Check each line of the listing for the word "JSON" and give only the number of lines that have it.

+ + + + +

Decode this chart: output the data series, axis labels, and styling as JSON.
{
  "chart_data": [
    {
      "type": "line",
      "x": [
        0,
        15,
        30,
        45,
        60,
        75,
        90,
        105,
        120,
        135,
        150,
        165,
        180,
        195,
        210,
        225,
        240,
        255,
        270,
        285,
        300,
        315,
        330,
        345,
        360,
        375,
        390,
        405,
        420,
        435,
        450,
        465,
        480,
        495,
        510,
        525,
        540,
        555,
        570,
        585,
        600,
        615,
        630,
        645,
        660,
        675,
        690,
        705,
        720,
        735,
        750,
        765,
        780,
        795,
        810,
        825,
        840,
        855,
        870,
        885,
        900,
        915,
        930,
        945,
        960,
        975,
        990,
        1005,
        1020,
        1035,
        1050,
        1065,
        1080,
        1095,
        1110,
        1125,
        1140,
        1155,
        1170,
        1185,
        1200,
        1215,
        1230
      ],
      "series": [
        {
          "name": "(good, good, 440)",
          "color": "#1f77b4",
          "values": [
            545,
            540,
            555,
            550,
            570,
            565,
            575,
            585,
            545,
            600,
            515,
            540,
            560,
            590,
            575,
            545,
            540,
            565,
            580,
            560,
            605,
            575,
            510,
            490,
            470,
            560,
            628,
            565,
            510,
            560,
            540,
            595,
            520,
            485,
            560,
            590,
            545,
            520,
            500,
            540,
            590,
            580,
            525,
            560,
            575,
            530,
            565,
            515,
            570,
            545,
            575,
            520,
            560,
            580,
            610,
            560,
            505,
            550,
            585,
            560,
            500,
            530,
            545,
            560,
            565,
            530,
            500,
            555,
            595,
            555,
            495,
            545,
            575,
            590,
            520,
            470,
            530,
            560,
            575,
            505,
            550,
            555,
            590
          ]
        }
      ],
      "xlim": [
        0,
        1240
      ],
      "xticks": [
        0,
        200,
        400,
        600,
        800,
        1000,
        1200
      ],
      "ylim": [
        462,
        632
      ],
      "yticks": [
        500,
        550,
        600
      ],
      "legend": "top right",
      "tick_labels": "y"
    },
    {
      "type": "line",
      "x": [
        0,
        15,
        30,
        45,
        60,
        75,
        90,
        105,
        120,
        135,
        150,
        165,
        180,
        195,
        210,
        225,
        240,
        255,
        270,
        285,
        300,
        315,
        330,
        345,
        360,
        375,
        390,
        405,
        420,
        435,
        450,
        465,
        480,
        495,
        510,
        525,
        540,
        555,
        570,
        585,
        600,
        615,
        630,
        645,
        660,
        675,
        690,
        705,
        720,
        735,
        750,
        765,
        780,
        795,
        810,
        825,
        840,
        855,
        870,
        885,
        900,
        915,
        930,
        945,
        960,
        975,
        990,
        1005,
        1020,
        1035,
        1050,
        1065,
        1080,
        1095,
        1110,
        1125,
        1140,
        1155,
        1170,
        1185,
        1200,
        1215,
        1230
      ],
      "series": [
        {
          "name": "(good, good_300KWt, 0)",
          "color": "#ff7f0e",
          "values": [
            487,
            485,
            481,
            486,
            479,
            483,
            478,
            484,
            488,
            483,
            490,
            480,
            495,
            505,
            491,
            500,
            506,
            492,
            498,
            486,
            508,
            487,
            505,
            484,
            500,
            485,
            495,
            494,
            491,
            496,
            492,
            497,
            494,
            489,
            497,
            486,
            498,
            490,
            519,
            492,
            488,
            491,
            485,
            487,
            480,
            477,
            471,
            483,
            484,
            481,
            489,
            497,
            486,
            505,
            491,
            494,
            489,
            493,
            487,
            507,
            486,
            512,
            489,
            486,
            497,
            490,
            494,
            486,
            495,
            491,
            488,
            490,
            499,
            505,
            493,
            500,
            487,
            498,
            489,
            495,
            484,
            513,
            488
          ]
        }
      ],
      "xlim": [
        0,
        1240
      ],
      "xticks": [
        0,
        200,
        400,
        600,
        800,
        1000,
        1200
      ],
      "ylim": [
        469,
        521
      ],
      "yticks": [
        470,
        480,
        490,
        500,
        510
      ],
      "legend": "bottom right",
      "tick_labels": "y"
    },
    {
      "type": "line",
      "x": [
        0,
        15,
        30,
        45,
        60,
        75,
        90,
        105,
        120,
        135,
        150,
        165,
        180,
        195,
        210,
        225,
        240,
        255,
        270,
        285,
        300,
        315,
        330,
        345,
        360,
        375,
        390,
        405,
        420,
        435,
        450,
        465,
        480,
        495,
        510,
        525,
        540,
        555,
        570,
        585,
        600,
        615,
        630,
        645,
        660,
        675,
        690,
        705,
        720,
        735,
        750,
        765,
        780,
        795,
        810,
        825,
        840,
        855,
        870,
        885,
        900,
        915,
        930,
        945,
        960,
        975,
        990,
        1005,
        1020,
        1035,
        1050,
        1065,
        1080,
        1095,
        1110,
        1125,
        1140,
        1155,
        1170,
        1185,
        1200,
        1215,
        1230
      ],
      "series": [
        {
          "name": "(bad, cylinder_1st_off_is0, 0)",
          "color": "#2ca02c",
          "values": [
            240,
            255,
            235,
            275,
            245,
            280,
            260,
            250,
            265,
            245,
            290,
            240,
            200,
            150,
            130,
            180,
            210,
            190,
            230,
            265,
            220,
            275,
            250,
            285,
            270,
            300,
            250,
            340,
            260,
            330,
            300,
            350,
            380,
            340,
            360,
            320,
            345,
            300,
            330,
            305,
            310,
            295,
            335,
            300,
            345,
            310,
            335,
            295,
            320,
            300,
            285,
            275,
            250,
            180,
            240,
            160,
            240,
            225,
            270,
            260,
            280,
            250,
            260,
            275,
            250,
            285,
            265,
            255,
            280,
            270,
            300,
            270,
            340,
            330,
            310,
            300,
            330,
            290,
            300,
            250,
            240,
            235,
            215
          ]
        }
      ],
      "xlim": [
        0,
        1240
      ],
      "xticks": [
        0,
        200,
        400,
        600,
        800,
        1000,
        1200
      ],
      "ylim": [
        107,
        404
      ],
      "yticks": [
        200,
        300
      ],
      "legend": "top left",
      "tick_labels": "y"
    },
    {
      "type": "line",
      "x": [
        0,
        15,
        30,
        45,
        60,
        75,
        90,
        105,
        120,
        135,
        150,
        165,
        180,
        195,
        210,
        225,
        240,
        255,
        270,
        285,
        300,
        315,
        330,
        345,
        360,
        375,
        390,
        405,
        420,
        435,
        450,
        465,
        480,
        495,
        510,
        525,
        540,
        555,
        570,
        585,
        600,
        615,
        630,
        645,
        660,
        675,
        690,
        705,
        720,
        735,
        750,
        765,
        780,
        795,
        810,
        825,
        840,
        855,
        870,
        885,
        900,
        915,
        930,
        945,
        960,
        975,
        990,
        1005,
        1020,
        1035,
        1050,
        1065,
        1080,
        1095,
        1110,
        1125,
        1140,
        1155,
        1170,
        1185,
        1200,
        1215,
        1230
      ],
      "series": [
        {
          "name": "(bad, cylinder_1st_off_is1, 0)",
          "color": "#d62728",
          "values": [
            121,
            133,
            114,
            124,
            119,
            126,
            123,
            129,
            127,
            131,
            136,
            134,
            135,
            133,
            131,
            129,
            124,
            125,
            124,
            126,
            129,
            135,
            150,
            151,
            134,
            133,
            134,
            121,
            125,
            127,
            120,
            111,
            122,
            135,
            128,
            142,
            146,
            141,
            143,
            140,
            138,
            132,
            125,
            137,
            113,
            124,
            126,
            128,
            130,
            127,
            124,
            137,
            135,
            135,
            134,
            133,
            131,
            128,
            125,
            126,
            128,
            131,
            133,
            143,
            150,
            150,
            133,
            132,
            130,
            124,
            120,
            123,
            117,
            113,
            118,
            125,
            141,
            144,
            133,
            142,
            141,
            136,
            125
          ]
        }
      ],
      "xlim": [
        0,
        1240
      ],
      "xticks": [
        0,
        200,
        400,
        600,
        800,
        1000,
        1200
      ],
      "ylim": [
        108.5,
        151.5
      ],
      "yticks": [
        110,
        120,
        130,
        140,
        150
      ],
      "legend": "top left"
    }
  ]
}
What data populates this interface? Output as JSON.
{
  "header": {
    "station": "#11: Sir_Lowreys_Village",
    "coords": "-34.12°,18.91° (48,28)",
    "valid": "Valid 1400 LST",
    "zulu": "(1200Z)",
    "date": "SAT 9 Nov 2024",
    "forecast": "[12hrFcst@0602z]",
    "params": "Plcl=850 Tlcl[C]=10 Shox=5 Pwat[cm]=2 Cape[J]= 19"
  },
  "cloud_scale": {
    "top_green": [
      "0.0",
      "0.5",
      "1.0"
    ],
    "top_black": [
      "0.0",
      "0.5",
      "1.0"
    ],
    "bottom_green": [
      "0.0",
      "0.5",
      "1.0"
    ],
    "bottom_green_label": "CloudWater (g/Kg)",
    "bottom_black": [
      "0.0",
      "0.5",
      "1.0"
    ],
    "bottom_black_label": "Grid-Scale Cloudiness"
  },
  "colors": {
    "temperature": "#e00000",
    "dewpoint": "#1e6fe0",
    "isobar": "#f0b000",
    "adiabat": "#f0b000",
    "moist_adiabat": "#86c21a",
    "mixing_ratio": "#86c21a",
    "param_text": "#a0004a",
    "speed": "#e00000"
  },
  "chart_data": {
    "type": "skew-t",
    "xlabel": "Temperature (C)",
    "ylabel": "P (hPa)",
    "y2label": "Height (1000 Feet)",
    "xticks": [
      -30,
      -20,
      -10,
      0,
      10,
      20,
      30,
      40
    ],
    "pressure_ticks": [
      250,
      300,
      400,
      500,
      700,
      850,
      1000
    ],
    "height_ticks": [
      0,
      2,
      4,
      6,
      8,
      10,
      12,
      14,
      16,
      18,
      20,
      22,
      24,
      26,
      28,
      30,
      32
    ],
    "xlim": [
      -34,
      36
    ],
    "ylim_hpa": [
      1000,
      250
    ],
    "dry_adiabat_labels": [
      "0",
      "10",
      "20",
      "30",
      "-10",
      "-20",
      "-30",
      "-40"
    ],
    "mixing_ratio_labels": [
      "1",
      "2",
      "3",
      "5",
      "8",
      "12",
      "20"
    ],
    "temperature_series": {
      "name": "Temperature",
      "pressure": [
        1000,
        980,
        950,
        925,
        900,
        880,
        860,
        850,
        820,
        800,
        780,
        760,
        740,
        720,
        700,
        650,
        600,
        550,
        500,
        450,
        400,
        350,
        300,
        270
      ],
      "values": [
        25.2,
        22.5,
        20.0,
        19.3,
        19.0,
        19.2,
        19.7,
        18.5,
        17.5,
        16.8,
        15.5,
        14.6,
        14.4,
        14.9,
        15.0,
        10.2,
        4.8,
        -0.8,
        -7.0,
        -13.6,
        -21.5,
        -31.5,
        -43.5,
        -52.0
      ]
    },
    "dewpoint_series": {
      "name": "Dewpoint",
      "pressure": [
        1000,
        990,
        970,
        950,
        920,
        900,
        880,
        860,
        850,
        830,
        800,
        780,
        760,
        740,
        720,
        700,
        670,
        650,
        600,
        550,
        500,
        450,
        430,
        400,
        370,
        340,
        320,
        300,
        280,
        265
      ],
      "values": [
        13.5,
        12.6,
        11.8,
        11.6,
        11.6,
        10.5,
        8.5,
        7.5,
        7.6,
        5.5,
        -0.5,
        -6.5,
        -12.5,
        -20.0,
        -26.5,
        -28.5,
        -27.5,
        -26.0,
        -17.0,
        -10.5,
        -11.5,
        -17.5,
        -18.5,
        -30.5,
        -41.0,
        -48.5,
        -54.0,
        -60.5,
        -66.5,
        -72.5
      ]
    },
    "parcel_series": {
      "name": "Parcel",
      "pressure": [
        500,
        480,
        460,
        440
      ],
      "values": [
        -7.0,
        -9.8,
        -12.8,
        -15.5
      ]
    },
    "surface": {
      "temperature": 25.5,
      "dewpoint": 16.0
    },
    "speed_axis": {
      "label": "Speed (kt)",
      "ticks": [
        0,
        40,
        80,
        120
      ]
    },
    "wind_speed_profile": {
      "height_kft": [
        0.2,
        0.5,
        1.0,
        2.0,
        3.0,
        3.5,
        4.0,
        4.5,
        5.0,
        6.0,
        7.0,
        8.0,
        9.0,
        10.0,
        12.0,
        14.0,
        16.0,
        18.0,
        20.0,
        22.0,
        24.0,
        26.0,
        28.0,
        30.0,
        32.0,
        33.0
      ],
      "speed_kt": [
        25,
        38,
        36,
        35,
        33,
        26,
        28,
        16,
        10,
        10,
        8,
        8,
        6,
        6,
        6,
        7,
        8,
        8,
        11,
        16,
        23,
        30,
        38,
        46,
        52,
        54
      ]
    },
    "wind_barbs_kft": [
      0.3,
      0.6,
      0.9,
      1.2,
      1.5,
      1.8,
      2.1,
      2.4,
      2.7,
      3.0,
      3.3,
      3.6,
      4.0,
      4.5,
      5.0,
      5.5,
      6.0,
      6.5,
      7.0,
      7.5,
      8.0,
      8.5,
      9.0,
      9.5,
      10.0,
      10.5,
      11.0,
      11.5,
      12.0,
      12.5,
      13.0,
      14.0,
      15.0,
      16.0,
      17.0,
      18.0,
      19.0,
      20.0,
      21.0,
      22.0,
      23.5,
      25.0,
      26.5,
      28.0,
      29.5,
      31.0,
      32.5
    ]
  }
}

+ + + + +

### Answer:
2